**** DATASET RECORDS ****
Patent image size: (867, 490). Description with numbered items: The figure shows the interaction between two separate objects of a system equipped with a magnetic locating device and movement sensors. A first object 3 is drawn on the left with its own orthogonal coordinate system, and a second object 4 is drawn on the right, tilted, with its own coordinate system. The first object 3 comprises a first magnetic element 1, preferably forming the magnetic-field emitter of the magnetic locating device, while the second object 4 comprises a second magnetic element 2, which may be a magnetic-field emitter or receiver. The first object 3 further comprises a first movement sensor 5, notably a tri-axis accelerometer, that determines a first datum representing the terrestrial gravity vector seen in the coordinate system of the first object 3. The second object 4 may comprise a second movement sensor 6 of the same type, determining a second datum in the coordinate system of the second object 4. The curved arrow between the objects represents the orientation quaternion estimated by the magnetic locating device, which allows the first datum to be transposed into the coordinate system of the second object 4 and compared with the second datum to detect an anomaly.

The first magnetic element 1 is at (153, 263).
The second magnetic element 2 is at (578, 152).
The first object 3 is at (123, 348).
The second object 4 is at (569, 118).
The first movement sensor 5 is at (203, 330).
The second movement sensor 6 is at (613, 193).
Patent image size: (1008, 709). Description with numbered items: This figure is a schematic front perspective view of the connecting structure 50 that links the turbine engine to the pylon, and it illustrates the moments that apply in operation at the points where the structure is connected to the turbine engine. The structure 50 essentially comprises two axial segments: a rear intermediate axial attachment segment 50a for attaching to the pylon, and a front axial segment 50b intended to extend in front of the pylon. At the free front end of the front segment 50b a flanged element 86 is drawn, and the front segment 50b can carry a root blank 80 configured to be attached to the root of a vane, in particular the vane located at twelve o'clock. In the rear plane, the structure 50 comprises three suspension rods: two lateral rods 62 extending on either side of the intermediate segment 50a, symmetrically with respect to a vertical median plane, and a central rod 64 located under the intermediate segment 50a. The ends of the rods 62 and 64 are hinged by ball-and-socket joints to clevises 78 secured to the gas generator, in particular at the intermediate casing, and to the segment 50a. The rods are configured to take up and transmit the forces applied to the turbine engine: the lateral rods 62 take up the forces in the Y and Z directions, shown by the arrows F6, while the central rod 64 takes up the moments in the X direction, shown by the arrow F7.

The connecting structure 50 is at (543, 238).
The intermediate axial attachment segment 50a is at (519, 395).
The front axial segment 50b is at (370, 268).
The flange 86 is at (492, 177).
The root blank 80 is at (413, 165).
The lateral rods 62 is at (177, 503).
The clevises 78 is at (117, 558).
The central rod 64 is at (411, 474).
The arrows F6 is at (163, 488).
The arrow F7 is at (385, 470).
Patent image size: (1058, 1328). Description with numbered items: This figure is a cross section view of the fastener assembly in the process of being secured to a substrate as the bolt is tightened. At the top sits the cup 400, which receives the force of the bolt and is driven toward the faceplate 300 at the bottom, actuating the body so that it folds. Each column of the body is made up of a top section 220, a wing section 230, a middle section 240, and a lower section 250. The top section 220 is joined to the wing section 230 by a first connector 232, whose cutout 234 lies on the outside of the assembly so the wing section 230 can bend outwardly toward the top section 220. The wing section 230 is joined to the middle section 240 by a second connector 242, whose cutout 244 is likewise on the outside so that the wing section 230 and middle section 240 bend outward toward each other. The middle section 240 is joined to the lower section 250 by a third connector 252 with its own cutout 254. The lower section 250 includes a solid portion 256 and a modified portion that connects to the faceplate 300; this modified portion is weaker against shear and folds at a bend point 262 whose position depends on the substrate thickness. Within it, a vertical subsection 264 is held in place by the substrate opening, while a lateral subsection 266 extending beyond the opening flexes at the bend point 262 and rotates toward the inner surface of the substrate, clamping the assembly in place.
****
#### PROBLEM TO WORK ON
Rewrite the entries with "Description with numbered items" swapped for "Description with labeled parts" wherever it occurs, keeping every other word the same.

#### FINAL RESULT
Patent image size: (867, 490). Description with labeled parts: The figure shows the interaction between two separate objects of a system equipped with a magnetic locating device and movement sensors. A first object 3 is drawn on the left with its own orthogonal coordinate system, and a second object 4 is drawn on the right, tilted, with its own coordinate system. The first object 3 comprises a first magnetic element 1, preferably forming the magnetic-field emitter of the magnetic locating device, while the second object 4 comprises a second magnetic element 2, which may be a magnetic-field emitter or receiver. The first object 3 further comprises a first movement sensor 5, notably a tri-axis accelerometer, that determines a first datum representing the terrestrial gravity vector seen in the coordinate system of the first object 3. The second object 4 may comprise a second movement sensor 6 of the same type, determining a second datum in the coordinate system of the second object 4. The curved arrow between the objects represents the orientation quaternion estimated by the magnetic locating device, which allows the first datum to be transposed into the coordinate system of the second object 4 and compared with the second datum to detect an anomaly.

The first magnetic element 1 is at (153, 263).
The second magnetic element 2 is at (578, 152).
The first object 3 is at (123, 348).
The second object 4 is at (569, 118).
The first movement sensor 5 is at (203, 330).
The second movement sensor 6 is at (613, 193).
Patent image size: (1008, 709). Description with labeled parts: This figure is a schematic front perspective view of the connecting structure 50 that links the turbine engine to the pylon, and it illustrates the moments that apply in operation at the points where the structure is connected to the turbine engine. The structure 50 essentially comprises two axial segments: a rear intermediate axial attachment segment 50a for attaching to the pylon, and a front axial segment 50b intended to extend in front of the pylon. At the free front end of the front segment 50b a flanged element 86 is drawn, and the front segment 50b can carry a root blank 80 configured to be attached to the root of a vane, in particular the vane located at twelve o'clock. In the rear plane, the structure 50 comprises three suspension rods: two lateral rods 62 extending on either side of the intermediate segment 50a, symmetrically with respect to a vertical median plane, and a central rod 64 located under the intermediate segment 50a. The ends of the rods 62 and 64 are hinged by ball-and-socket joints to clevises 78 secured to the gas generator, in particular at the intermediate casing, and to the segment 50a. The rods are configured to take up and transmit the forces applied to the turbine engine: the lateral rods 62 take up the forces in the Y and Z directions, shown by the arrows F6, while the central rod 64 takes up the moments in the X direction, shown by the arrow F7.

The connecting structure 50 is at (543, 238).
The intermediate axial attachment segment 50a is at (519, 395).
The front axial segment 50b is at (370, 268).
The flange 86 is at (492, 177).
The root blank 80 is at (413, 165).
The lateral rods 62 is at (177, 503).
The clevises 78 is at (117, 558).
The central rod 64 is at (411, 474).
The arrows F6 is at (163, 488).
The arrow F7 is at (385, 470).
Patent image size: (1058, 1328). Description with labeled parts: This figure is a cross section view of the fastener assembly in the process of being secured to a substrate as the bolt is tightened. At the top sits the cup 400, which receives the force of the bolt and is driven toward the faceplate 300 at the bottom, actuating the body so that it folds. Each column of the body is made up of a top section 220, a wing section 230, a middle section 240, and a lower section 250. The top section 220 is joined to the wing section 230 by a first connector 232, whose cutout 234 lies on the outside of the assembly so the wing section 230 can bend outwardly toward the top section 220. The wing section 230 is joined to the middle section 240 by a second connector 242, whose cutout 244 is likewise on the outside so that the wing section 230 and middle section 240 bend outward toward each other. The middle section 240 is joined to the lower section 250 by a third connector 252 with its own cutout 254. The lower section 250 includes a solid portion 256 and a modified portion that connects to the faceplate 300; this modified portion is weaker against shear and folds at a bend point 262 whose position depends on the substrate thickness. Within it, a vertical subsection 264 is held in place by the substrate opening, while a lateral subsection 266 extending beyond the opening flexes at the bend point 262 and rotates toward the inner surface of the substrate, clamping the assembly in place.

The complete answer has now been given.